Dataset excerpts.
• • • • • • •

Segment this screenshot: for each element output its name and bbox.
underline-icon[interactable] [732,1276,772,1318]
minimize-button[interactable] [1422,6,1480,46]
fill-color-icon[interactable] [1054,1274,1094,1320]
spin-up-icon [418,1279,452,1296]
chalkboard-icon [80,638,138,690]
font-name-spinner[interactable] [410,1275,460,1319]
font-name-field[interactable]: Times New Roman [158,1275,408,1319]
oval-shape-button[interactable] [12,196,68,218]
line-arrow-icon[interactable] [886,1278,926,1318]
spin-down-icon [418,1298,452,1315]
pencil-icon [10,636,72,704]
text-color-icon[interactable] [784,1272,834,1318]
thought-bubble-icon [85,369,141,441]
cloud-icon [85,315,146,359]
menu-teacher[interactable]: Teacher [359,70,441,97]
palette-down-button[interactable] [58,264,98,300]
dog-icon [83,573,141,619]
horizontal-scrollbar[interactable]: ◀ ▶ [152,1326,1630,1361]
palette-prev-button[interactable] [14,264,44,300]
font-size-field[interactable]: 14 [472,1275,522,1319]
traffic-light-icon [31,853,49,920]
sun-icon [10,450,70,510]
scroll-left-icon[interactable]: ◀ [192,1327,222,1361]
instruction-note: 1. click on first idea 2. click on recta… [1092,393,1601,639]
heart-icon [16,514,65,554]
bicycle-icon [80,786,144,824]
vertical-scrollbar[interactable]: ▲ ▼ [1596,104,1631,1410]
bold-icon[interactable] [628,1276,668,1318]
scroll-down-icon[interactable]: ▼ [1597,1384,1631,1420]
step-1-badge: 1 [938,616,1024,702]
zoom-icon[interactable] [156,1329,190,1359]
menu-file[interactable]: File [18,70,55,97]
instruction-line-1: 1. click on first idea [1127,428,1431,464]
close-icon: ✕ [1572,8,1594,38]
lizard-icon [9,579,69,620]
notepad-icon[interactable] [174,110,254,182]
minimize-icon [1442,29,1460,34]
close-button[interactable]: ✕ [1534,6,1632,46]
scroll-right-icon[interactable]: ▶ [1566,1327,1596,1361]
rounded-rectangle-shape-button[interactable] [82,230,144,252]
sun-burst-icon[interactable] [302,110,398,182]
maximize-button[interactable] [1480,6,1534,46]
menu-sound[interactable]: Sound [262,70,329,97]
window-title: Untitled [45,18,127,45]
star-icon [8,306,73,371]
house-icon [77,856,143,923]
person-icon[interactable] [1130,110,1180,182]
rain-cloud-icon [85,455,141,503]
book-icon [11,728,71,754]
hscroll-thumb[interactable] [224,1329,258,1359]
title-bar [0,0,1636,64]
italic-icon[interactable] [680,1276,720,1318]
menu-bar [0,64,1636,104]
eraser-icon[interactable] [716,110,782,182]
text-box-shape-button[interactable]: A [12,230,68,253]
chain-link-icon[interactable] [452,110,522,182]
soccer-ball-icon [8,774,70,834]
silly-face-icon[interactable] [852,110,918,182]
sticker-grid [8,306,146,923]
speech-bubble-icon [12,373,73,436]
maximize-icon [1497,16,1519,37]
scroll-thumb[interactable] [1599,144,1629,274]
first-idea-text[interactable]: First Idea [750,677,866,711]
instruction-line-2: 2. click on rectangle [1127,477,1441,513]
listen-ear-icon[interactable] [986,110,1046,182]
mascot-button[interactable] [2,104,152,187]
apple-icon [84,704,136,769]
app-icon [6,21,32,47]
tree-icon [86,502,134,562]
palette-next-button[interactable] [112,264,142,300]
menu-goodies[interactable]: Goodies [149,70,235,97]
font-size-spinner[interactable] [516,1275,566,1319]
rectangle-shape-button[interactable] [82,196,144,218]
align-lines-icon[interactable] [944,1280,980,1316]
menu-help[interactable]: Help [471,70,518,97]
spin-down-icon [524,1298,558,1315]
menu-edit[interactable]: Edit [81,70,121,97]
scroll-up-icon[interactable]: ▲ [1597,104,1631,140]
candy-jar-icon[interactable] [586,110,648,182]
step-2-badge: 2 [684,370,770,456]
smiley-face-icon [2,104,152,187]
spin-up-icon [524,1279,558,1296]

• • • • • • •

Exercise goal.
Rewrite all the records above, replacing every "interactable" with "clickable" and leaving everything else the same.

Answer.
Segment this screenshot: for each element output its name and bbox.
underline-icon[clickable] [732,1276,772,1318]
minimize-button[clickable] [1422,6,1480,46]
fill-color-icon[clickable] [1054,1274,1094,1320]
spin-up-icon [418,1279,452,1296]
chalkboard-icon [80,638,138,690]
font-name-spinner[clickable] [410,1275,460,1319]
font-name-field[clickable]: Times New Roman [158,1275,408,1319]
oval-shape-button[clickable] [12,196,68,218]
line-arrow-icon[clickable] [886,1278,926,1318]
spin-down-icon [418,1298,452,1315]
pencil-icon [10,636,72,704]
text-color-icon[clickable] [784,1272,834,1318]
thought-bubble-icon [85,369,141,441]
cloud-icon [85,315,146,359]
menu-teacher[clickable]: Teacher [359,70,441,97]
palette-down-button[clickable] [58,264,98,300]
dog-icon [83,573,141,619]
horizontal-scrollbar[clickable]: ◀ ▶ [152,1326,1630,1361]
palette-prev-button[clickable] [14,264,44,300]
font-size-field[clickable]: 14 [472,1275,522,1319]
traffic-light-icon [31,853,49,920]
sun-icon [10,450,70,510]
scroll-left-icon[clickable]: ◀ [192,1327,222,1361]
instruction-note: 1. click on first idea 2. click on recta… [1092,393,1601,639]
heart-icon [16,514,65,554]
bicycle-icon [80,786,144,824]
vertical-scrollbar[clickable]: ▲ ▼ [1596,104,1631,1410]
bold-icon[clickable] [628,1276,668,1318]
scroll-down-icon[clickable]: ▼ [1597,1384,1631,1420]
step-1-badge: 1 [938,616,1024,702]
zoom-icon[clickable] [156,1329,190,1359]
menu-file[clickable]: File [18,70,55,97]
instruction-line-1: 1. click on first idea [1127,428,1431,464]
close-icon: ✕ [1572,8,1594,38]
lizard-icon [9,579,69,620]
notepad-icon[clickable] [174,110,254,182]
minimize-icon [1442,29,1460,34]
close-button[clickable]: ✕ [1534,6,1632,46]
scroll-right-icon[clickable]: ▶ [1566,1327,1596,1361]
rounded-rectangle-shape-button[clickable] [82,230,144,252]
sun-burst-icon[clickable] [302,110,398,182]
maximize-button[clickable] [1480,6,1534,46]
menu-sound[clickable]: Sound [262,70,329,97]
window-title: Untitled [45,18,127,45]
star-icon [8,306,73,371]
house-icon [77,856,143,923]
person-icon[clickable] [1130,110,1180,182]
rain-cloud-icon [85,455,141,503]
book-icon [11,728,71,754]
hscroll-thumb[clickable] [224,1329,258,1359]
title-bar [0,0,1636,64]
italic-icon[clickable] [680,1276,720,1318]
menu-bar [0,64,1636,104]
eraser-icon[clickable] [716,110,782,182]
text-box-shape-button[clickable]: A [12,230,68,253]
chain-link-icon[clickable] [452,110,522,182]
soccer-ball-icon [8,774,70,834]
silly-face-icon[clickable] [852,110,918,182]
sticker-grid [8,306,146,923]
speech-bubble-icon [12,373,73,436]
maximize-icon [1497,16,1519,37]
scroll-thumb[clickable] [1599,144,1629,274]
first-idea-text[clickable]: First Idea [750,677,866,711]
instruction-line-2: 2. click on rectangle [1127,477,1441,513]
listen-ear-icon[clickable] [986,110,1046,182]
mascot-button[clickable] [2,104,152,187]
apple-icon [84,704,136,769]
app-icon [6,21,32,47]
tree-icon [86,502,134,562]
palette-next-button[clickable] [112,264,142,300]
menu-goodies[clickable]: Goodies [149,70,235,97]
font-size-spinner[clickable] [516,1275,566,1319]
rectangle-shape-button[clickable] [82,196,144,218]
align-lines-icon[clickable] [944,1280,980,1316]
menu-help[clickable]: Help [471,70,518,97]
spin-down-icon [524,1298,558,1315]
menu-edit[clickable]: Edit [81,70,121,97]
scroll-up-icon[clickable]: ▲ [1597,104,1631,140]
candy-jar-icon[clickable] [586,110,648,182]
step-2-badge: 2 [684,370,770,456]
smiley-face-icon [2,104,152,187]
spin-up-icon [524,1279,558,1296]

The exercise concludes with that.